**Exercise text:**
=== Begin Enclosure ===

Newly Discovered Cause of Insulin Resistance is Not Sugar or Saturated Fat - Dr. Venn Watson

Summary notes created by Deciphr AI

https://youtu.be/cnTHgRJi0mM?feature=shared
Abstract

Abstract

Dr. Stephanie Vin Watson and Thomas discuss the groundbreaking discovery of Cellular Fragility Syndrome, a nutritional deficiency caused by low levels of C15. This syndrome accelerates aging and contributes to diseases like type 2 diabetes, heart disease, and fatty liver disease by weakening cell membranes. The conversation highlights how C15, found in dairy fat, stabilizes cells and prevents lipid peroxidation and iron deposition, which lead to metabolic dysfunction. They explore the potential of supplementing C15 to combat these health issues, drawing insights from the long-lived population of Sardinia, where high C15 intake is linked to longevity.

Summary Notes

Cellular Fragility Syndrome

  • Discovery of a new nutritional deficiency syndrome called Cellular Fragility Syndrome, linked to C15 deficiencies.
  • Impact of weak cell membranes on aging and onset of diseases like type 2 diabetes, fatty liver disease, and heart disease.
  • Importance of C15 in maintaining cell membrane strength and preventing accelerated aging.

"We discovered the first nutritional deficiency syndrome in over 75 years... it's called cellular fragility syndrome."

  • Discovery of a new syndrome after a long period without new nutritional deficiency syndromes.

"When our cells become weak, they undergo faster aging... that translates to us aging faster."

  • Weak cell membranes lead to faster aging of cells, which in turn accelerates the aging process of the body.

"If we don't have a certain level of C15 in our cell membrane... our cell membranes become weak."

  • C15 is crucial for maintaining the strength of cell membranes.

Ferroptosis and Cell Death

  • Introduction of a new cell death mechanism called ferroptosis discovered in 2012.
  • Ferroptosis involves fragile fatty acids, lipid peroxidation, and iron deposition leading to reactive oxygen species (ROS) production.
  • Impact of ROS on mitochondria, leading to cell death.

"There was a group of scientists at Columbia University... they discovered an entirely new way our cells were dying called ferroptosis."

  • Discovery of ferroptosis as a new cell death mechanism.

"Lipid peroxidation is when you have fragile fats... they get exposed to oxygen and attacked by oxygen."

  • Explanation of lipid peroxidation and its role in cell fragility.

"When you combine lipid peroxidation with iron... that results in massive production of these things called reactive oxygen species or ROS."

=== End Enclosure ===

**What is being asked:**
Continue the summary notes above on C15 and Cellular Fragility Syndrome, starting after the last line shown.

Stored dataset items:

=== Begin Enclosure ===

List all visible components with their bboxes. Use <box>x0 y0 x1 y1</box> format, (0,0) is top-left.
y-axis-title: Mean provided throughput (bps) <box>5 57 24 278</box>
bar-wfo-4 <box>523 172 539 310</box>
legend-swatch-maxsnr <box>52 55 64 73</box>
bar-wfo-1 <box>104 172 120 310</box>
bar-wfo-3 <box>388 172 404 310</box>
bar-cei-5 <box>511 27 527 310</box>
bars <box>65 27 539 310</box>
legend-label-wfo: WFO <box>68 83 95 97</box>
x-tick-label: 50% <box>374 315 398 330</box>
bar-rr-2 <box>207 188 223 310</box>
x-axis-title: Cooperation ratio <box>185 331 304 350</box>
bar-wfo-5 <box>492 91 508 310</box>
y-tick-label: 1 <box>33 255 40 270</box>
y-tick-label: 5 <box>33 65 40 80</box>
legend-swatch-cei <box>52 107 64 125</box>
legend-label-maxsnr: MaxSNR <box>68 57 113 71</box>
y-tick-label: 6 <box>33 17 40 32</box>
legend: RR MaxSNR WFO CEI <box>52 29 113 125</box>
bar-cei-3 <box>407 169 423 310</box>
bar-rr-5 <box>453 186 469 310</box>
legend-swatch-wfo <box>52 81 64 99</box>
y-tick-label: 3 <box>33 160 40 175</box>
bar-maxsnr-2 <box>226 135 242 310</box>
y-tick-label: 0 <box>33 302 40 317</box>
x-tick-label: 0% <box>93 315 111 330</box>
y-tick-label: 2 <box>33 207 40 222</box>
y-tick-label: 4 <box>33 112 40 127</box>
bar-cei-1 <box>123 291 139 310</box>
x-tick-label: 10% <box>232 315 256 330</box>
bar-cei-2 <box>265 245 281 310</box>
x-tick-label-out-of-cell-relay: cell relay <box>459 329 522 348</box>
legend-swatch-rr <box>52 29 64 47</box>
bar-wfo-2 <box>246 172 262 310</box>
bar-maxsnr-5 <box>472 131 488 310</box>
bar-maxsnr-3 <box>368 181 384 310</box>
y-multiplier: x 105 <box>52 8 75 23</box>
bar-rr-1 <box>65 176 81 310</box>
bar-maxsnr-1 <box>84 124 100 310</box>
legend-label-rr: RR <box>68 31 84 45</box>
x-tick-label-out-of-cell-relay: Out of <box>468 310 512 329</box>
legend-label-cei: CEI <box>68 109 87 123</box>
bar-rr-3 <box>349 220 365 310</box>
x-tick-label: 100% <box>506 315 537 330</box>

=== End Enclosure ===

**Task output:**
  • Combination of lipid peroxidation and iron leads to high levels of ROS, which damage mitochondria.

Role of C15 in Preventing Ferroptosis

  • Research showing that C15 can stabilize cell membranes, reduce lipid peroxidation, and prevent iron deposition.
  • C15's ability to decrease ROS and repair mitochondria, thus preventing ferroptosis.
  • Implications of C15 deficiency in both humans and dolphins, leading to similar health issues.

"We were then able to show in the lab that C15 helps to fix all components of ferroptosis."

  • C15's role in addressing various aspects of ferroptosis.

"C15 stabilizes cell membranes by greater than 80%... decreases lipid peroxidation... stops iron deposition."

  • Specific actions of C15 in preventing cell damage and death.

"It's a decrease in C15 globally that's happening in the dolphins... and humans."

  • Parallel decrease in C15 in both dolphins and humans, leading to similar health problems.

Impact of Iron Deposition and Reactive Oxygen Species

  • Iron deposition in the liver leading to increased ROS and lipid peroxidation.
  • Spillover effect of iron and ROS from the liver to other organs, causing widespread damage.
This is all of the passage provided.